Tugas Kamu> Sambung tulisan tentang larisnya drama Korea di bawah ini, mulai tepat setelah kalimat terakhirnya.

Teks Pilihan>
Berbeda dengan drama dari negara-negara lain seperti Turki, India, Vietnam, dan lainnya, yang hanya ditonton di televisi saja dan itu sudah sulih suara. Komunitas pencinta K-Drama, rela untuk streaming nonton drama terbaru dengan subtitle dari negara masing-masing. Sehingga bisa dimaklumi bahwa kemampuan mengenal kosa kata dasar pada bahasa Korea, sudah sangat familiar bagi mereka. Ulasan dan chat antar negarapun sering dilakukan di media online ketika selesai menonton satu episode drama.
Drama dan film Korea memang cukup fenomenal bukan hanya di Indonesia tetapi di beberapa negara, seperti China, Hongkong, Vietnam, Amerika Latin, Timur Tengah dan lainnya. Karena arus globalisasi dan kemajuan teknologi, hiburan ini mudah kita jumpai, bahkan impor dramapun dirasa tidak terlalu memakan biaya. Sebagai contoh, serial drama televisi Korea Selatan, Descendants of the Sun, menjadi sensasi hingga ke berbagai negara. Booming-nya drama yang dibintangi Song Hye Kyo dan Song Joong Ki itu membuat stasiun televisi nasional memperebutkan hak siarnya demi menayangkan pertama kali di tanah air.
Sebelumnya ada beberapa judul drama yang menyita perhatian, baik yang mengambil tema tentang percintaan modern maupun kolosal seperti Boys Before Flower, yang menceritakan empat anak laki-laki kaya yang berkuasa di sekolah serta persoalan cintanya; The Heirs, lagi-lagi menceritakan anak laki-laki dari keluarga kaya yang menyukai perempuan anak seorang pembantu; Full House, menceritakan persoalan kawin kontrak; “Dae Jang Geum” atau “Jewel in the Palace” merupakan salah satu drama Korea kerajaan yang paling banyak ditonton waktu itu. Tak hanya di negeri asalnya, saat ditayangkan di Indonesia, serial drama kolosal ini mendapatkan rating yang sangat tinggi; Queen Seon Duk; Arang and the Magistrate; dan Sungkyunkwan Scandal serta banyak judul lainnya yang telah tayang di Indonesia.
Ada banyak alasan mengapa drama Korea diminati, antara lain alur cerita yang menarik, sulit di tebak, membuat penasaran, di samping aktor/aktris yang tampan dan cantik. Skenario untuk drama rata-rata 16 sampai dengan 20 episode, artinya memang drama-drama tersebut sudah digarap untuk kurun waktu tertentu, berbeda dengan kebanyakan drama atau serial lainnya, yang dilihat dulu progress serialnya, kalau bagus dilanjutkan, jika tidak dibungkus. Hal ini salah satu sebab, jalan cerita jadi ke mana-mana, dan tak jelas lagi.
Bagi Korea sendiri, ini merupakan cara atau strategi mengenalkan budaya mereka ke negara lain. Dengan tidak mengurangi kualitas dan cara kerja, semua “tawaran” ini diterima beberapa negara tetangga karena dianggap berkualitas, unik, dan bagus.

Daftar Baris>
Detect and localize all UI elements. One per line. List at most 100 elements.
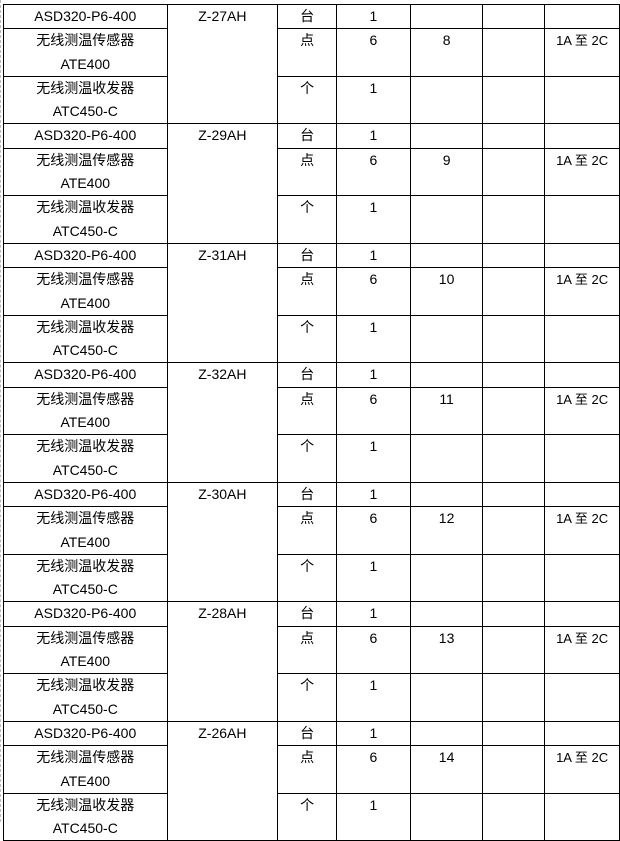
qty-cell: 6 [336,147,411,197]
empty-cell [409,434,484,483]
unit-cell: 个 [277,75,337,125]
empty-cell [482,673,546,722]
empty-cell [409,792,484,841]
sensor-name-line1: 无线测温传感器 [36,629,135,646]
table-row-transceiver: 无线测温收发器 ATC450-C 个 1 [3,553,620,603]
table-row-device: ASD320-P6-400 Z-26AH 台 1 [3,720,620,841]
empty-cell [409,553,484,603]
unit-cell: 个 [277,434,337,483]
empty-cell [482,314,546,364]
transceiver-name-line2: ATC450-C [52,222,118,239]
qty-cell: 6 [336,267,411,316]
unit-cell: 台 [277,601,337,627]
sensor-name-cell: 无线测温传感器 ATE400 [3,745,168,794]
transceiver-name-cell: 无线测温收发器 ATC450-C [3,553,168,603]
transceiver-name-cell: 无线测温收发器 ATC450-C [3,314,168,364]
empty-cell [482,195,546,244]
qty-cell: 1 [336,3,411,30]
empty-cell [482,720,546,747]
device-name-cell: ASD320-P6-400 [3,123,168,149]
transceiver-name-cell: 无线测温收发器 ATC450-C [3,434,168,483]
empty-cell [482,362,546,388]
unit-number-cell: 12 [409,506,484,555]
empty-cell [409,673,484,722]
sensor-name-cell: 无线测温传感器 ATE400 [3,147,168,197]
device-name-cell: ASD320-P6-400 [3,242,168,269]
qty-cell: 1 [336,362,411,388]
empty-cell [482,792,546,841]
empty-cell [409,123,484,149]
unit-cell: 台 [277,242,337,269]
table-row-sensor: 无线测温传感器 ATE400 点 6 13 1A 至 2C [3,625,620,675]
sensor-name-cell: 无线测温传感器 ATE400 [3,28,168,77]
empty-cell [544,123,620,149]
table-row-transceiver: 无线测温收发器 ATC450-C 个 1 [3,673,620,722]
unit-cell: 台 [277,123,337,149]
empty-cell [544,720,620,747]
qty-cell: 1 [336,434,411,483]
model-cell: Z-29AH [166,123,279,244]
empty-cell [544,553,620,603]
sensor-name-cell: 无线测温传感器 ATE400 [3,386,168,436]
unit-cell: 台 [277,481,337,508]
model-cell: Z-32AH [166,362,279,483]
empty-cell [544,792,620,841]
device-name-cell: ASD320-P6-400 [3,3,168,30]
qty-cell: 6 [336,506,411,555]
unit-cell: 点 [277,625,337,675]
unit-cell: 个 [277,195,337,244]
transceiver-name-line1: 无线测温收发器 [36,79,135,96]
empty-cell [482,506,546,555]
table-row-sensor: 无线测温传感器 ATE400 点 6 14 1A 至 2C [3,745,620,794]
empty-cell [544,3,620,30]
qty-cell: 6 [336,625,411,675]
empty-cell [544,362,620,388]
range-cell: 1A 至 2C [544,147,620,197]
unit-number-cell: 13 [409,625,484,675]
qty-cell: 6 [336,28,411,77]
sensor-name-line2: ATE400 [60,772,111,789]
sensor-name-line1: 无线测温传感器 [36,749,135,766]
range-cell: 1A 至 2C [544,745,620,794]
qty-cell: 6 [336,745,411,794]
model-cell: Z-28AH [166,601,279,722]
unit-number-cell: 11 [409,386,484,436]
qty-cell: 6 [336,386,411,436]
empty-cell [482,123,546,149]
qty-cell: 1 [336,553,411,603]
sensor-name-line2: ATE400 [60,175,111,192]
empty-cell [409,314,484,364]
range-cell: 1A 至 2C [544,28,620,77]
table-row-device: ASD320-P6-400 Z-28AH 台 1 [3,601,620,722]
unit-cell: 个 [277,553,337,603]
empty-cell [409,720,484,747]
sensor-name-line1: 无线测温传感器 [36,390,135,407]
empty-cell [482,75,546,125]
empty-cell [482,625,546,675]
transceiver-name-line2: ATC450-C [52,461,118,478]
empty-cell [544,434,620,483]
equipment-table: ASD320-P6-400 Z-27AH 台 1 无线测温传感器 ATE400 点… [3,3,620,841]
table-row-sensor: 无线测温传感器 ATE400 点 6 9 1A 至 2C [3,147,620,197]
empty-cell [482,3,546,30]
range-cell: 1A 至 2C [544,625,620,675]
sensor-name-line2: ATE400 [60,653,111,670]
transceiver-name-cell: 无线测温收发器 ATC450-C [3,75,168,125]
model-cell: Z-26AH [166,720,279,841]
empty-cell [482,553,546,603]
range-cell: 1A 至 2C [544,506,620,555]
model-cell: Z-27AH [166,3,279,125]
table-row-transceiver: 无线测温收发器 ATC450-C 个 1 [3,195,620,244]
transceiver-name-line1: 无线测温收发器 [36,677,135,694]
qty-cell: 1 [336,601,411,627]
transceiver-name-cell: 无线测温收发器 ATC450-C [3,195,168,244]
qty-cell: 1 [336,123,411,149]
sensor-name-cell: 无线测温传感器 ATE400 [3,267,168,316]
qty-cell: 1 [336,673,411,722]
unit-number-cell: 10 [409,267,484,316]
sensor-name-cell: 无线测温传感器 ATE400 [3,506,168,555]
unit-cell: 点 [277,506,337,555]
empty-cell [409,75,484,125]
empty-cell [482,481,546,508]
transceiver-name-line2: ATC450-C [52,342,118,359]
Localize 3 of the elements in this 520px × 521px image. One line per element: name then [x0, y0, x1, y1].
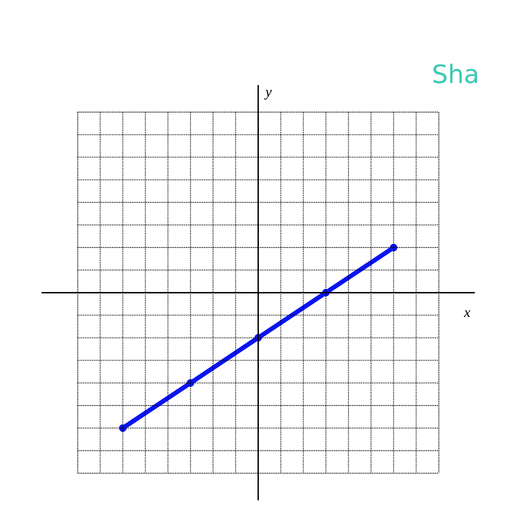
- text: Sha: [432, 60, 480, 90]
- x-axis-title: x: [463, 305, 472, 322]
- text: y: [263, 84, 272, 101]
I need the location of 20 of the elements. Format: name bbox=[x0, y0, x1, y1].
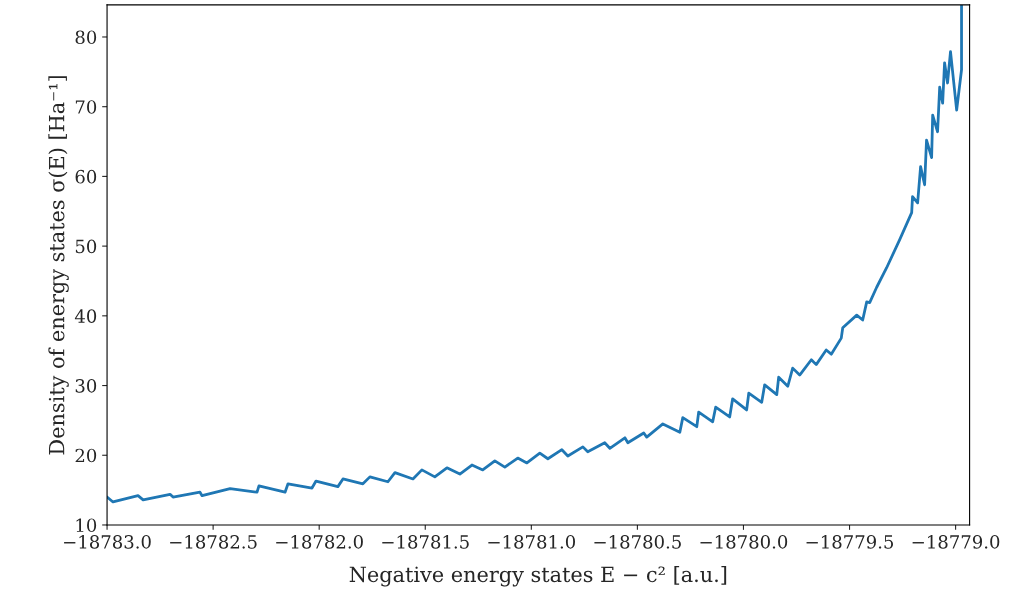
y-tick-label: 60 bbox=[75, 169, 97, 184]
line-series bbox=[107, 4, 963, 504]
x-axis-title: Negative energy states E − c² [a.u.] bbox=[349, 566, 727, 587]
y-axis-title: Density of energy states σ(E) [Ha⁻¹] bbox=[48, 76, 69, 455]
x-tick-label: −18780.5 bbox=[594, 535, 681, 549]
x-tick-label: −18779.0 bbox=[912, 535, 1000, 549]
x-tick-label: −18781.5 bbox=[382, 535, 469, 549]
y-tick-label: 50 bbox=[75, 239, 97, 254]
x-tick-label: −18779.5 bbox=[806, 535, 894, 549]
x-tick-label: −18783.0 bbox=[64, 535, 151, 549]
y-tick-label: 70 bbox=[75, 100, 97, 114]
y-tick-label: 20 bbox=[75, 448, 97, 463]
x-tick-label: −18782.0 bbox=[276, 535, 363, 549]
y-tick-label: 10 bbox=[76, 518, 97, 533]
x-tick-label: −18781.0 bbox=[488, 535, 576, 549]
y-tick-label: 40 bbox=[74, 309, 97, 323]
y-tick-label: 30 bbox=[75, 379, 97, 393]
y-tick-label: 80 bbox=[75, 30, 97, 45]
x-tick-label: −18780.0 bbox=[700, 535, 788, 549]
x-tick-label: −18782.5 bbox=[170, 535, 257, 549]
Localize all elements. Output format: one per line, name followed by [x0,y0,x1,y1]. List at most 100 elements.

Hasil Tugas>
Lalu bagaimana dengan kita? Timbul pertanyaan ketika fenomena ini dirasakan deras mengeser sendi-sendi nasionalisme kita. Remaja sekarang lebih kenal dengan fashion, K-pop, K-Drama ketimbang seni dan budaya asli Indonesia. Bagaimana mencintai hasil dari negeri sendiri ketika kita lebih hapal dan paham budaya asing. Sinetron kita bahkan tidak memiliki tempat di hati pemirsa penikmat film. Anggapan kurang berkualitas, garapan asal jadi, unsur budaya asing yang terkadang berbeda dengan kultur budaya kita malah masuk ke sinetron-sinetron kita, dengan kata lain, banyak yang tidak mendidik!
Menyalahkan siapa-siapa adalah pikiran yang tidak baik, selain tidak menghasilkan apa-apa, juga tidak menjadikan perfilman di Indonesia menjadi berkembang. Globalisasi yang tak dapat ditolak semestinya menjadikan kita lebih banyak belajar, mengambil hal-hal baik dari negara-negara tetangga, baik itu dari segi teknis maupun penggarapan serta bagaimana budaya mereka bisa dengan mudah dikenal negara-negara lainnya. Usaha-usaha ini kiranya perlu ditingkatkan. Bagaimana meningkatkan kualitas film Indonesia baik film maupun sinetron, sehingga tayangan tersebut bermuatan positif yang mempunyai nilai.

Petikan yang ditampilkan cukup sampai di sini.